DATA TO PROCESS >>
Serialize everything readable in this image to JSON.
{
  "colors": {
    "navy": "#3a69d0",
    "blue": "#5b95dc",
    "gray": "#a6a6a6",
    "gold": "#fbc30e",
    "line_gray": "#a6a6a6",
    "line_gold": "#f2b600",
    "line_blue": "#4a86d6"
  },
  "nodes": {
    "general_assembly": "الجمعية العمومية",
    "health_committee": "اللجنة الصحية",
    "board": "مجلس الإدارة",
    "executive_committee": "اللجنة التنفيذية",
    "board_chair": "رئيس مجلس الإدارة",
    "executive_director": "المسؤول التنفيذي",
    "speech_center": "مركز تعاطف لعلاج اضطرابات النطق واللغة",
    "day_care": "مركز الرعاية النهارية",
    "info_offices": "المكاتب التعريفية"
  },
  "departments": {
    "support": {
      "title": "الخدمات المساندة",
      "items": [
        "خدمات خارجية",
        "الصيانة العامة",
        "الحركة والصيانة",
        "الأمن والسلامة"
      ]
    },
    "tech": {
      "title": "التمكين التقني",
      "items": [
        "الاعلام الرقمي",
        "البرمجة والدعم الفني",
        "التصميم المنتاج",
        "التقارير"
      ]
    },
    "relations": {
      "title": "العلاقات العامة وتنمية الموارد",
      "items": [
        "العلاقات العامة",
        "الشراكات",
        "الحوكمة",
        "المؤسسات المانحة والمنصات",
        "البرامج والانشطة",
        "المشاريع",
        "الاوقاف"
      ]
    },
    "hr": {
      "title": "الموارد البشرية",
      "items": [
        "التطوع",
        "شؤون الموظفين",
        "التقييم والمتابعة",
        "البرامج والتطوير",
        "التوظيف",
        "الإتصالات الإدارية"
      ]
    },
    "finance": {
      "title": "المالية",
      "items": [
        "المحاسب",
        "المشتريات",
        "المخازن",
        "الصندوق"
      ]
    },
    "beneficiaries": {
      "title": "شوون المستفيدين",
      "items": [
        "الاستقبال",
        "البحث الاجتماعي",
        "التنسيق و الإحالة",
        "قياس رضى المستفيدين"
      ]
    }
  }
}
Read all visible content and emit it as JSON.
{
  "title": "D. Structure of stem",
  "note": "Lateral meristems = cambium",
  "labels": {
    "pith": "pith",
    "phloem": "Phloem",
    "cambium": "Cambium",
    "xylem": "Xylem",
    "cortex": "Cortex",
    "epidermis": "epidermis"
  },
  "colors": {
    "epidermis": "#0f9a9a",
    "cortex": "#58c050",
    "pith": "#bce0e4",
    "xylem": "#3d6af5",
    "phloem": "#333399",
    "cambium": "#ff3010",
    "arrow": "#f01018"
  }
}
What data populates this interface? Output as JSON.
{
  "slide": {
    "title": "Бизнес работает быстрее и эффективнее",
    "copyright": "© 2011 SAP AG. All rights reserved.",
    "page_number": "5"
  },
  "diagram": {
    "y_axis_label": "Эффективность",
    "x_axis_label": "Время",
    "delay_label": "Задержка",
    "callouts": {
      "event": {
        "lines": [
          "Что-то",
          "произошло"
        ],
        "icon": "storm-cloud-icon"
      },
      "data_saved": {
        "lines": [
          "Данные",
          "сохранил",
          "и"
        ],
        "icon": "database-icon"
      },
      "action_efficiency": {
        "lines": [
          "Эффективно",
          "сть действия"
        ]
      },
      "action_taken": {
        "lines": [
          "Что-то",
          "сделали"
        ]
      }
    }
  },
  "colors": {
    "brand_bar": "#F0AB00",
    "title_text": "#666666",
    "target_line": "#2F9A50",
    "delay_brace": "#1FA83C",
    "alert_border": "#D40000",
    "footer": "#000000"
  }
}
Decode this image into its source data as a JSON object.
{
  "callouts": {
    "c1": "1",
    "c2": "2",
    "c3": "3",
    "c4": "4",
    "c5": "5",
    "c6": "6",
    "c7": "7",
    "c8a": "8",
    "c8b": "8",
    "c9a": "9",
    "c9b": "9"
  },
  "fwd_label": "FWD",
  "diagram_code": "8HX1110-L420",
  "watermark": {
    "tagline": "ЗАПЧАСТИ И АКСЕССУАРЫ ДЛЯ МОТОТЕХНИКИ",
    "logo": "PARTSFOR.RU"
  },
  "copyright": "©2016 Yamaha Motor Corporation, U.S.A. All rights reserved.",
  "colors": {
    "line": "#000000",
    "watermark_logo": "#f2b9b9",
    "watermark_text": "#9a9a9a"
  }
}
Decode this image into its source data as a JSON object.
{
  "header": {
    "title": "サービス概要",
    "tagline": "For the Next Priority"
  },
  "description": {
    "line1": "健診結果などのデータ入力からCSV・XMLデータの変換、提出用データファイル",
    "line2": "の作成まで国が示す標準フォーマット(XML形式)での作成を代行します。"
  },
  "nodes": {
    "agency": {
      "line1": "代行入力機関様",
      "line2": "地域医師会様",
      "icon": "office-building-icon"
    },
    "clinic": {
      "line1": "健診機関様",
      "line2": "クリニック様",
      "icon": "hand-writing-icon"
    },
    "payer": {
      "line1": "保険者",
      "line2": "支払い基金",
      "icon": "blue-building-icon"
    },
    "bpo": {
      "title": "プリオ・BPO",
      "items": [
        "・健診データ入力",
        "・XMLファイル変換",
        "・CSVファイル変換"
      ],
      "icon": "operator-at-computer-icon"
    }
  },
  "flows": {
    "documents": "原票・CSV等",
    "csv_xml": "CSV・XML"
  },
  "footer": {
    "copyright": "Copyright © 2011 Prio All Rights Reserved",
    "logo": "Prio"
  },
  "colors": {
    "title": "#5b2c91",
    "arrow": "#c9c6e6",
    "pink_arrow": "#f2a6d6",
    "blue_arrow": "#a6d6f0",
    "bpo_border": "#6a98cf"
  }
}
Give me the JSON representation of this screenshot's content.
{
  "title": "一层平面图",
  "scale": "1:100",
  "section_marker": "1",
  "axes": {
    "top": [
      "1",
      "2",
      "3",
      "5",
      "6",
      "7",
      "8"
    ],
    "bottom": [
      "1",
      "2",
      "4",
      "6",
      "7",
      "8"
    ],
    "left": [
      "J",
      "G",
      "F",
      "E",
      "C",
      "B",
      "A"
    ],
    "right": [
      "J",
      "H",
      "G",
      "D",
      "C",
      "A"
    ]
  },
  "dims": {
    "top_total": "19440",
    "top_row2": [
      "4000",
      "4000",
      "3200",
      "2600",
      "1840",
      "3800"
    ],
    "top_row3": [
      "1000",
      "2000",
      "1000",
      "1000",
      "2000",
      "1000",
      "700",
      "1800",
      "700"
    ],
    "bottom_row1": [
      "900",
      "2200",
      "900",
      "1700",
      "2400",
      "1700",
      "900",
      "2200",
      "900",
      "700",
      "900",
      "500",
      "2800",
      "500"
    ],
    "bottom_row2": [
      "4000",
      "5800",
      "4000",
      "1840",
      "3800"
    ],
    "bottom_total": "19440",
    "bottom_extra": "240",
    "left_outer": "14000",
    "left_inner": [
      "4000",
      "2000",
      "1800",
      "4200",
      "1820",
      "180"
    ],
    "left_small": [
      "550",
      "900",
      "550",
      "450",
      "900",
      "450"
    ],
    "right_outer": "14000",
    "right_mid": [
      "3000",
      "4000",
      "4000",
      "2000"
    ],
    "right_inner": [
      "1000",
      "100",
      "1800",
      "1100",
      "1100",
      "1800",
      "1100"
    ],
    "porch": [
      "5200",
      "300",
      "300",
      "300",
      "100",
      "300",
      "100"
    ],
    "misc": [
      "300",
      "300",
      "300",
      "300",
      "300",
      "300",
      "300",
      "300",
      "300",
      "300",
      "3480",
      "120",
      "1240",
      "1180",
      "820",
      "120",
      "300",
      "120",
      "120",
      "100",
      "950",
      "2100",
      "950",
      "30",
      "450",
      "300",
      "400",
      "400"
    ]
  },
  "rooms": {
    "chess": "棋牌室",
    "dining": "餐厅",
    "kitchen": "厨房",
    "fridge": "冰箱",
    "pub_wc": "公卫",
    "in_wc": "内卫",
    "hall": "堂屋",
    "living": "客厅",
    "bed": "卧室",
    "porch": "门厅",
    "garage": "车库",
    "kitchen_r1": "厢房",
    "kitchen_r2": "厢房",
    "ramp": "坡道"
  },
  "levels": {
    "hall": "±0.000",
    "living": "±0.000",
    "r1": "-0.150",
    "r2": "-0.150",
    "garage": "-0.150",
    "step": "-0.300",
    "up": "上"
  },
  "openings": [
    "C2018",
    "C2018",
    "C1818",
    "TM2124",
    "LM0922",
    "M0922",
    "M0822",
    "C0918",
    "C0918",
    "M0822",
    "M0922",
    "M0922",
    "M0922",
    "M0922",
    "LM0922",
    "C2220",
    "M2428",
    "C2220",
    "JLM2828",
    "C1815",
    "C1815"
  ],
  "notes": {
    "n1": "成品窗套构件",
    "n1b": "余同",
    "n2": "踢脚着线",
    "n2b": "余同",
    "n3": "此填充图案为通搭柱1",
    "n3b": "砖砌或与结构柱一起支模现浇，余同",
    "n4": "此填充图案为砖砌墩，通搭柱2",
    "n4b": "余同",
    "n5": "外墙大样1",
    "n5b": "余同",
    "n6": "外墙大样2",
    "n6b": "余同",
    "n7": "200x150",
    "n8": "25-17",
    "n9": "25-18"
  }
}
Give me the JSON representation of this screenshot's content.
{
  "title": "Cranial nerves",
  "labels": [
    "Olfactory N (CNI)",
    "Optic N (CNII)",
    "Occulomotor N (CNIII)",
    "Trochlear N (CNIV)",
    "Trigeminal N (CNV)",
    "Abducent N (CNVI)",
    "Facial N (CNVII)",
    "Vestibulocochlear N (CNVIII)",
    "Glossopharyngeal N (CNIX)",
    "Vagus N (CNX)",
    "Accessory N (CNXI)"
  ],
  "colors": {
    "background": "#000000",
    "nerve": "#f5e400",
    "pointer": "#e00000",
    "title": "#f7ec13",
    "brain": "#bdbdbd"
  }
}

EXERCISE REQUIREMENTS >> From the listing above, copy every line that holds the string "مركز".

TASK OUTPUT >>
    "speech_center": "مركز تعاطف لعلاج اضطرابات النطق واللغة",
    "day_care": "مركز الرعاية النهارية",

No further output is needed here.